#### [Records from a collection]
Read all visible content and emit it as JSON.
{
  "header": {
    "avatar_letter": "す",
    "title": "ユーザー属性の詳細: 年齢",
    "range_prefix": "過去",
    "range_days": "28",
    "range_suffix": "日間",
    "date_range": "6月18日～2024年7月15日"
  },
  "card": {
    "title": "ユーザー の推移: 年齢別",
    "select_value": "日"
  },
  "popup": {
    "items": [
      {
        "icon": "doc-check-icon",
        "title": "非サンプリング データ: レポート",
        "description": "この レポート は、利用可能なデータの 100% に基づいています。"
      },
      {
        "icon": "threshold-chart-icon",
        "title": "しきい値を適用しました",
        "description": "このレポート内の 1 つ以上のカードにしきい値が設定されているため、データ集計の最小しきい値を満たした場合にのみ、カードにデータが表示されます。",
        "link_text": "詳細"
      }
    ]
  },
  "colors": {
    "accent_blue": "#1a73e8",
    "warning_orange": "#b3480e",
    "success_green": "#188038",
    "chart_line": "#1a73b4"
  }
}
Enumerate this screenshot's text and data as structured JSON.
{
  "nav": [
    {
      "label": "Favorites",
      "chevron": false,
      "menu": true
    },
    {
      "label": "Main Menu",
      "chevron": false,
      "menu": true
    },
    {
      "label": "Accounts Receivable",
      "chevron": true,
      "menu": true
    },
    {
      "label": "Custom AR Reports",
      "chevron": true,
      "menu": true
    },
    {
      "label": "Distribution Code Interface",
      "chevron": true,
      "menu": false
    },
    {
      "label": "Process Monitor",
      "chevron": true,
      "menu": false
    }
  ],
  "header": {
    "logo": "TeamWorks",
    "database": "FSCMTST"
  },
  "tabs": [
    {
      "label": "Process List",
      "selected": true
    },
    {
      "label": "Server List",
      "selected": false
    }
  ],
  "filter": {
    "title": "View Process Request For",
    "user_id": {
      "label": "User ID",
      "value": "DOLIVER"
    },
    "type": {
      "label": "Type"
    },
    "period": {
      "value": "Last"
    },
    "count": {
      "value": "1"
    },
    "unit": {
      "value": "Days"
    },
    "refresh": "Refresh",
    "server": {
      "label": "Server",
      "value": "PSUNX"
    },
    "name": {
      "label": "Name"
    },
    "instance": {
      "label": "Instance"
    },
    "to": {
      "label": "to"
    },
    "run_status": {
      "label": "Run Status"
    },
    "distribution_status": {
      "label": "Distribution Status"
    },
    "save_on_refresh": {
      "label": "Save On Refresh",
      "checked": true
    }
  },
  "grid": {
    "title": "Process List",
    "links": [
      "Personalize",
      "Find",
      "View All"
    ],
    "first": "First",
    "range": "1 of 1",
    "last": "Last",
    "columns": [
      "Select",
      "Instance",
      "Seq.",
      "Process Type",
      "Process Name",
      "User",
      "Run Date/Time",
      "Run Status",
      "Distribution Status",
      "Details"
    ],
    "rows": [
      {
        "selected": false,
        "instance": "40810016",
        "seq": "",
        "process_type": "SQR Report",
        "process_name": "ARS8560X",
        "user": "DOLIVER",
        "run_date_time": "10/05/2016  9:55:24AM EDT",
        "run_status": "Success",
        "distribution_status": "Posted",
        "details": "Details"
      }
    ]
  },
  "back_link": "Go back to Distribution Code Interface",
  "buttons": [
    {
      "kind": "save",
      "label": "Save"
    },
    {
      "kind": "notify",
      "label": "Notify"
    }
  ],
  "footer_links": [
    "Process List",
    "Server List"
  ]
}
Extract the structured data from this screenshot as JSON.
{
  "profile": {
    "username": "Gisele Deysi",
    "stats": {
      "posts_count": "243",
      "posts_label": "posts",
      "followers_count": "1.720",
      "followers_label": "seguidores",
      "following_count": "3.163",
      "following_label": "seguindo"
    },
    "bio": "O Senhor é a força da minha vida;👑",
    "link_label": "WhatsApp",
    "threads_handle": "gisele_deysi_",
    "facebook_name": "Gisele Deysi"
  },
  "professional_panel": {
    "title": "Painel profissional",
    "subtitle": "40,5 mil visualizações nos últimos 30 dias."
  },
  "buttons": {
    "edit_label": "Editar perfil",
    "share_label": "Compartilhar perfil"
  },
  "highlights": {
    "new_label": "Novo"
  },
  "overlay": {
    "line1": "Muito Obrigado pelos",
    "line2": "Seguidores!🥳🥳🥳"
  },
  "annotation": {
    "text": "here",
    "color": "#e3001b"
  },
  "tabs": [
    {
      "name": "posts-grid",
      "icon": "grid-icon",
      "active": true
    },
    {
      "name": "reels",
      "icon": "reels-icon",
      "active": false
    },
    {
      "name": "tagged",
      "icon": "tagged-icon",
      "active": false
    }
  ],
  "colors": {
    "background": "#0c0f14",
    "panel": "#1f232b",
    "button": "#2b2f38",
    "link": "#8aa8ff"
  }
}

#### [Goal of the exercise]
The lines to quote run from the one containing "Extract the structured" through the final line of the material above; please give them exactly, both ends included, and nothing else.

#### [Answer to this exercise]
Extract the structured data from this screenshot as JSON.
{
  "profile": {
    "username": "Gisele Deysi",
    "stats": {
      "posts_count": "243",
      "posts_label": "posts",
      "followers_count": "1.720",
      "followers_label": "seguidores",
      "following_count": "3.163",
      "following_label": "seguindo"
    },
    "bio": "O Senhor é a força da minha vida;👑",
    "link_label": "WhatsApp",
    "threads_handle": "gisele_deysi_",
    "facebook_name": "Gisele Deysi"
  },
  "professional_panel": {
    "title": "Painel profissional",
    "subtitle": "40,5 mil visualizações nos últimos 30 dias."
  },
  "buttons": {
    "edit_label": "Editar perfil",
    "share_label": "Compartilhar perfil"
  },
  "highlights": {
    "new_label": "Novo"
  },
  "overlay": {
    "line1": "Muito Obrigado pelos",
    "line2": "Seguidores!🥳🥳🥳"
  },
  "annotation": {
    "text": "here",
    "color": "#e3001b"
  },
  "tabs": [
    {
      "name": "posts-grid",
      "icon": "grid-icon",
      "active": true
    },
    {
      "name": "reels",
      "icon": "reels-icon",
      "active": false
    },
    {
      "name": "tagged",
      "icon": "tagged-icon",
      "active": false
    }
  ],
  "colors": {
    "background": "#0c0f14",
    "panel": "#1f232b",
    "button": "#2b2f38",
    "link": "#8aa8ff"
  }
}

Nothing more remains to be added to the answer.